--- Task input ---
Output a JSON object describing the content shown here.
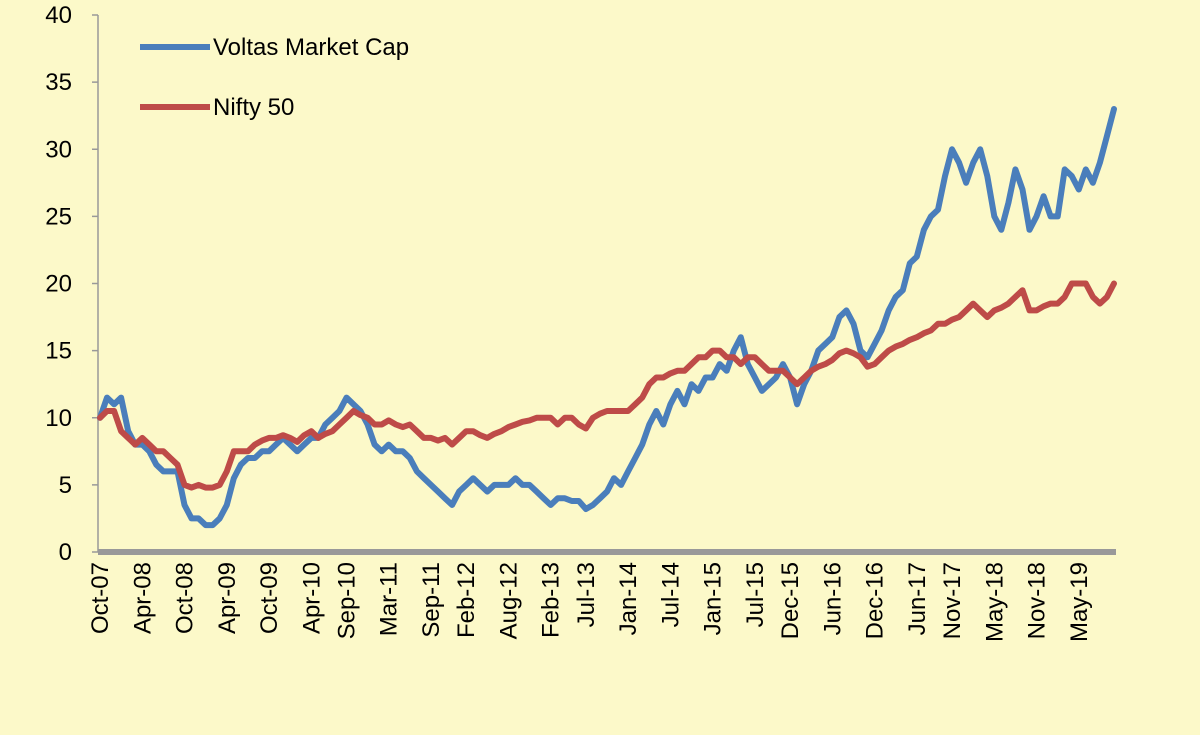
{
  "chart_data": {
    "type": "line",
    "categories": [
      "Oct-07",
      null,
      null,
      null,
      null,
      null,
      "Apr-08",
      null,
      null,
      null,
      null,
      null,
      "Oct-08",
      null,
      null,
      null,
      null,
      null,
      "Apr-09",
      null,
      null,
      null,
      null,
      null,
      "Oct-09",
      null,
      null,
      null,
      null,
      null,
      "Apr-10",
      null,
      null,
      null,
      null,
      "Sep-10",
      null,
      null,
      null,
      null,
      null,
      "Mar-11",
      null,
      null,
      null,
      null,
      null,
      "Sep-11",
      null,
      null,
      null,
      null,
      "Feb-12",
      null,
      null,
      null,
      null,
      null,
      "Aug-12",
      null,
      null,
      null,
      null,
      null,
      "Feb-13",
      null,
      null,
      null,
      null,
      "Jul-13",
      null,
      null,
      null,
      null,
      null,
      "Jan-14",
      null,
      null,
      null,
      null,
      null,
      "Jul-14",
      null,
      null,
      null,
      null,
      null,
      "Jan-15",
      null,
      null,
      null,
      null,
      null,
      "Jul-15",
      null,
      null,
      null,
      null,
      "Dec-15",
      null,
      null,
      null,
      null,
      null,
      "Jun-16",
      null,
      null,
      null,
      null,
      null,
      "Dec-16",
      null,
      null,
      null,
      null,
      null,
      "Jun-17",
      null,
      null,
      null,
      null,
      "Nov-17",
      null,
      null,
      null,
      null,
      null,
      "May-18",
      null,
      null,
      null,
      null,
      null,
      "Nov-18",
      null,
      null,
      null,
      null,
      null,
      "May-19",
      null,
      null,
      null,
      null,
      null
    ],
    "series": [
      {
        "name": "Voltas Market Cap",
        "color": "#4a7ebb",
        "values": [
          10,
          11.5,
          11,
          11.5,
          9,
          8,
          8,
          7.5,
          6.5,
          6,
          6,
          6,
          3.5,
          2.5,
          2.5,
          2,
          2,
          2.5,
          3.5,
          5.5,
          6.5,
          7,
          7,
          7.5,
          7.5,
          8,
          8.5,
          8,
          7.5,
          8,
          8.5,
          8.5,
          9.5,
          10,
          10.5,
          11.5,
          11,
          10.5,
          9.5,
          8,
          7.5,
          8,
          7.5,
          7.5,
          7,
          6,
          5.5,
          5,
          4.5,
          4,
          3.5,
          4.5,
          5,
          5.5,
          5,
          4.5,
          5,
          5,
          5,
          5.5,
          5,
          5,
          4.5,
          4,
          3.5,
          4,
          4,
          3.8,
          3.8,
          3.2,
          3.5,
          4,
          4.5,
          5.5,
          5,
          6,
          7,
          8,
          9.5,
          10.5,
          9.5,
          11,
          12,
          11,
          12.5,
          12,
          13,
          13,
          14,
          13.5,
          15,
          16,
          14,
          13,
          12,
          12.5,
          13,
          14,
          13,
          11,
          12.5,
          13.5,
          15,
          15.5,
          16,
          17.5,
          18,
          17,
          15,
          14.5,
          15.5,
          16.5,
          18,
          19,
          19.5,
          21.5,
          22,
          24,
          25,
          25.5,
          28,
          30,
          29,
          27.5,
          29,
          30,
          28,
          25,
          24,
          26,
          28.5,
          27,
          24,
          25,
          26.5,
          25,
          25,
          28.5,
          28,
          27,
          28.5,
          27.5,
          29,
          31,
          33
        ]
      },
      {
        "name": "Nifty 50",
        "color": "#be4b48",
        "values": [
          10,
          10.5,
          10.5,
          9,
          8.5,
          8,
          8.5,
          8,
          7.5,
          7.5,
          7,
          6.5,
          5,
          4.8,
          5,
          4.8,
          4.8,
          5,
          6,
          7.5,
          7.5,
          7.5,
          8,
          8.3,
          8.5,
          8.5,
          8.7,
          8.5,
          8.2,
          8.7,
          9,
          8.5,
          8.8,
          9,
          9.5,
          10,
          10.5,
          10.2,
          10,
          9.5,
          9.5,
          9.8,
          9.5,
          9.3,
          9.5,
          9,
          8.5,
          8.5,
          8.3,
          8.5,
          8,
          8.5,
          9,
          9,
          8.7,
          8.5,
          8.8,
          9,
          9.3,
          9.5,
          9.7,
          9.8,
          10,
          10,
          10,
          9.5,
          10,
          10,
          9.5,
          9.2,
          10,
          10.3,
          10.5,
          10.5,
          10.5,
          10.5,
          11,
          11.5,
          12.5,
          13,
          13,
          13.3,
          13.5,
          13.5,
          14,
          14.5,
          14.5,
          15,
          15,
          14.5,
          14.5,
          14,
          14.5,
          14.5,
          14,
          13.5,
          13.5,
          13.5,
          13,
          12.5,
          13,
          13.5,
          13.8,
          14,
          14.3,
          14.8,
          15,
          14.8,
          14.5,
          13.8,
          14,
          14.5,
          15,
          15.3,
          15.5,
          15.8,
          16,
          16.3,
          16.5,
          17,
          17,
          17.3,
          17.5,
          18,
          18.5,
          18,
          17.5,
          18,
          18.2,
          18.5,
          19,
          19.5,
          18,
          18,
          18.3,
          18.5,
          18.5,
          19,
          20,
          20,
          20,
          19,
          18.5,
          19,
          20
        ]
      }
    ],
    "ylim": [
      0,
      40
    ],
    "yticks": [
      0,
      5,
      10,
      15,
      20,
      25,
      30,
      35,
      40
    ],
    "legend": "top-left"
  }
}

--- What to produce ---
Report every line containing the word "name" from the listing above.

--- Response for this exercise ---
        "name": "Voltas Market Cap",
        "name": "Nifty 50",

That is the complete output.